▶ EXERCISE AIM:
Revise the records from the line containing "bbox. List at most 100 elements." through the line containing "candle-body <box>291 264 295 272</box>", replacing "candle-body" with "candle-rect" and leaving everything else unchanged. Return only those lines.

▶ WORKING DATA:
******
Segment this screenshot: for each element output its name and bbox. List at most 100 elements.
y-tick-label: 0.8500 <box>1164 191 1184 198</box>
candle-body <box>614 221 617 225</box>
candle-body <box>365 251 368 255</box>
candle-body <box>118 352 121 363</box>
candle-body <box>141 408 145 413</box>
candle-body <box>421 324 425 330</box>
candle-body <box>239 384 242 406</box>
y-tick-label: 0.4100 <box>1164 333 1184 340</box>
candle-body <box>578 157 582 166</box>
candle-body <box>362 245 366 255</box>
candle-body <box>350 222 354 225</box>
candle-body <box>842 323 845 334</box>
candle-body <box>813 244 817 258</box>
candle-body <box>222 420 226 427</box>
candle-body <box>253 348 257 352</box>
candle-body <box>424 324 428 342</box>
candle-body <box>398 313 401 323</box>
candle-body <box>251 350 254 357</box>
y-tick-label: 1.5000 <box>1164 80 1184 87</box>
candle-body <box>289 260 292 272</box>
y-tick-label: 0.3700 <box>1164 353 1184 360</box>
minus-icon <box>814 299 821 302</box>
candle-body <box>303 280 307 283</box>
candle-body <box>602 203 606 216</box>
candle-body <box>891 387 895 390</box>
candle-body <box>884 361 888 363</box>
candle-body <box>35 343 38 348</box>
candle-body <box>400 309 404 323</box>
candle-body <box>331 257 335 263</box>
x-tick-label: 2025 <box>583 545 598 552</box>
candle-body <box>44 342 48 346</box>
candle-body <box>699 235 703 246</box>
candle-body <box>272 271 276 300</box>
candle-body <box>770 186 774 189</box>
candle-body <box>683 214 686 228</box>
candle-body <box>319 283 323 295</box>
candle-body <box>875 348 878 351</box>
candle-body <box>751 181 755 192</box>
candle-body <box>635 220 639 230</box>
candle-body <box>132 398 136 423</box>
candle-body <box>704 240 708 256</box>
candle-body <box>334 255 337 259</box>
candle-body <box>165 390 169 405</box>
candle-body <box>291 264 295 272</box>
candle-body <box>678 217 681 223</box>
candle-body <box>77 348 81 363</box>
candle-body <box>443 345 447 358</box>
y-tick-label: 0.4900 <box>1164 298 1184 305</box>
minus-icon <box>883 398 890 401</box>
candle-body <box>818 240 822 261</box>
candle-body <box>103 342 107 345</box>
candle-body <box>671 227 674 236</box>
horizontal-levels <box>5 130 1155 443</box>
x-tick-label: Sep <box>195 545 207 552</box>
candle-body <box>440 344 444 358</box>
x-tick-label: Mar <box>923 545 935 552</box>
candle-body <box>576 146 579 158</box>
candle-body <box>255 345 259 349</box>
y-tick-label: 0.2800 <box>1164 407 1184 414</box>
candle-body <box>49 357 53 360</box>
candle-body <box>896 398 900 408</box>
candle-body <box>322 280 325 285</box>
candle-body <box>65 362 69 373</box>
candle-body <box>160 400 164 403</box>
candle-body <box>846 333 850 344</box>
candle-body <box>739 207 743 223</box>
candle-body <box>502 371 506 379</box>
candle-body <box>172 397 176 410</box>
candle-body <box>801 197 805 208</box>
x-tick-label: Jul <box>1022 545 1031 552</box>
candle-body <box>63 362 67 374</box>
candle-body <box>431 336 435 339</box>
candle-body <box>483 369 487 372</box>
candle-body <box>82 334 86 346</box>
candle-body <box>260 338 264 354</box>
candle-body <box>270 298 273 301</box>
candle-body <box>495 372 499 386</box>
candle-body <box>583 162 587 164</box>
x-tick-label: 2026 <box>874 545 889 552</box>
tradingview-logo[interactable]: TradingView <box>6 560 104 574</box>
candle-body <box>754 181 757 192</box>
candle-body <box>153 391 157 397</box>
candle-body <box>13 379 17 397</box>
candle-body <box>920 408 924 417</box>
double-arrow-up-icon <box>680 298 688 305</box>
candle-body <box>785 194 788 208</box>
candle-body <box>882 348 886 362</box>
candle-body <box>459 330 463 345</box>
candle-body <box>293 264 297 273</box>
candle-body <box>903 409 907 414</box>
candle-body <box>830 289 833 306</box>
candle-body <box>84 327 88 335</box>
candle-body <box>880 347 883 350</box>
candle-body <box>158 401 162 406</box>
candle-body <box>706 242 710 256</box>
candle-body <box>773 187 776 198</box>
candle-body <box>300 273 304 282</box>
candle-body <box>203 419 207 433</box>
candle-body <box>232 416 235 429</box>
******
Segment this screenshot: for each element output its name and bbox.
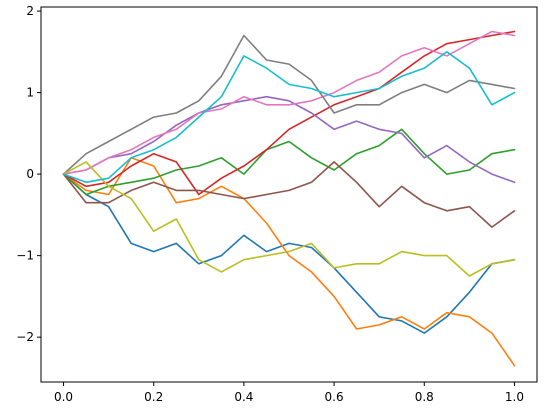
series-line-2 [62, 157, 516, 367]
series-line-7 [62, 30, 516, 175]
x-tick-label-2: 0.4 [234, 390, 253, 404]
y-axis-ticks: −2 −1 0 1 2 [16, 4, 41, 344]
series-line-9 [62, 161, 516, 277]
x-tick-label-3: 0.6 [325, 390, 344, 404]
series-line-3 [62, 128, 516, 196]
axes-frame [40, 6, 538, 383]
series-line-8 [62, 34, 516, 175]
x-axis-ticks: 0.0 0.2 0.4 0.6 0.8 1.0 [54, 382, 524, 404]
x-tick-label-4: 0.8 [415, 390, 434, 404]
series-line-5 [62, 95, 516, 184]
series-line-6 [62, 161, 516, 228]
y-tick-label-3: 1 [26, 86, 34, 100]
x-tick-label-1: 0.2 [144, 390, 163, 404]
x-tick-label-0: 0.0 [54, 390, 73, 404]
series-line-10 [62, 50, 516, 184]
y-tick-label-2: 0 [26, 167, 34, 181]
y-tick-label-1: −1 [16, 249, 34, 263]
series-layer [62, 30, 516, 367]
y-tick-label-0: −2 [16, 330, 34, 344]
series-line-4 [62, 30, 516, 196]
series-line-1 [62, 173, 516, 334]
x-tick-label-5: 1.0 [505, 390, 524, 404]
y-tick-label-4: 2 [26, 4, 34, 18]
******
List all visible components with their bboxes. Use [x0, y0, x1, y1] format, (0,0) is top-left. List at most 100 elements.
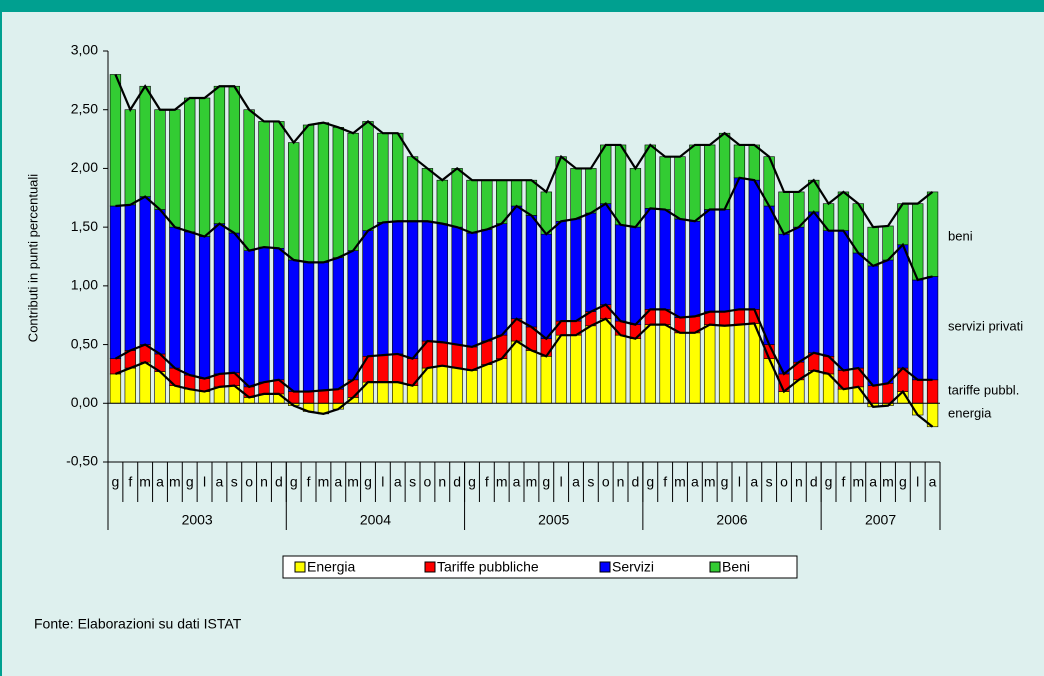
******
▶ TASK OUTPUT:
Segment this screenshot: for each element output its name and bbox. List at most 100 elements.
y-tick-label: 0.8500 <box>1164 191 1184 198</box>
candle-rect <box>614 221 617 225</box>
candle-rect <box>365 251 368 255</box>
candle-rect <box>118 352 121 363</box>
candle-rect <box>141 408 145 413</box>
candle-rect <box>421 324 425 330</box>
candle-rect <box>239 384 242 406</box>
y-tick-label: 0.4100 <box>1164 333 1184 340</box>
candle-rect <box>578 157 582 166</box>
candle-rect <box>362 245 366 255</box>
candle-rect <box>350 222 354 225</box>
candle-rect <box>842 323 845 334</box>
candle-rect <box>813 244 817 258</box>
candle-rect <box>222 420 226 427</box>
candle-rect <box>253 348 257 352</box>
candle-rect <box>424 324 428 342</box>
candle-rect <box>398 313 401 323</box>
candle-rect <box>251 350 254 357</box>
y-tick-label: 1.5000 <box>1164 80 1184 87</box>
candle-rect <box>289 260 292 272</box>
y-tick-label: 0.3700 <box>1164 353 1184 360</box>
minus-icon <box>814 299 821 302</box>
candle-rect <box>303 280 307 283</box>
candle-rect <box>602 203 606 216</box>
candle-rect <box>891 387 895 390</box>
candle-rect <box>884 361 888 363</box>
candle-rect <box>35 343 38 348</box>
candle-rect <box>400 309 404 323</box>
candle-rect <box>331 257 335 263</box>
x-tick-label: 2025 <box>583 545 598 552</box>
candle-rect <box>44 342 48 346</box>
candle-rect <box>699 235 703 246</box>
candle-rect <box>272 271 276 300</box>
candle-rect <box>770 186 774 189</box>
candle-rect <box>683 214 686 228</box>
candle-rect <box>319 283 323 295</box>
candle-rect <box>875 348 878 351</box>
candle-rect <box>751 181 755 192</box>
candle-rect <box>635 220 639 230</box>
candle-rect <box>132 398 136 423</box>
candle-rect <box>704 240 708 256</box>
candle-rect <box>334 255 337 259</box>
candle-rect <box>165 390 169 405</box>
candle-rect <box>291 264 295 272</box>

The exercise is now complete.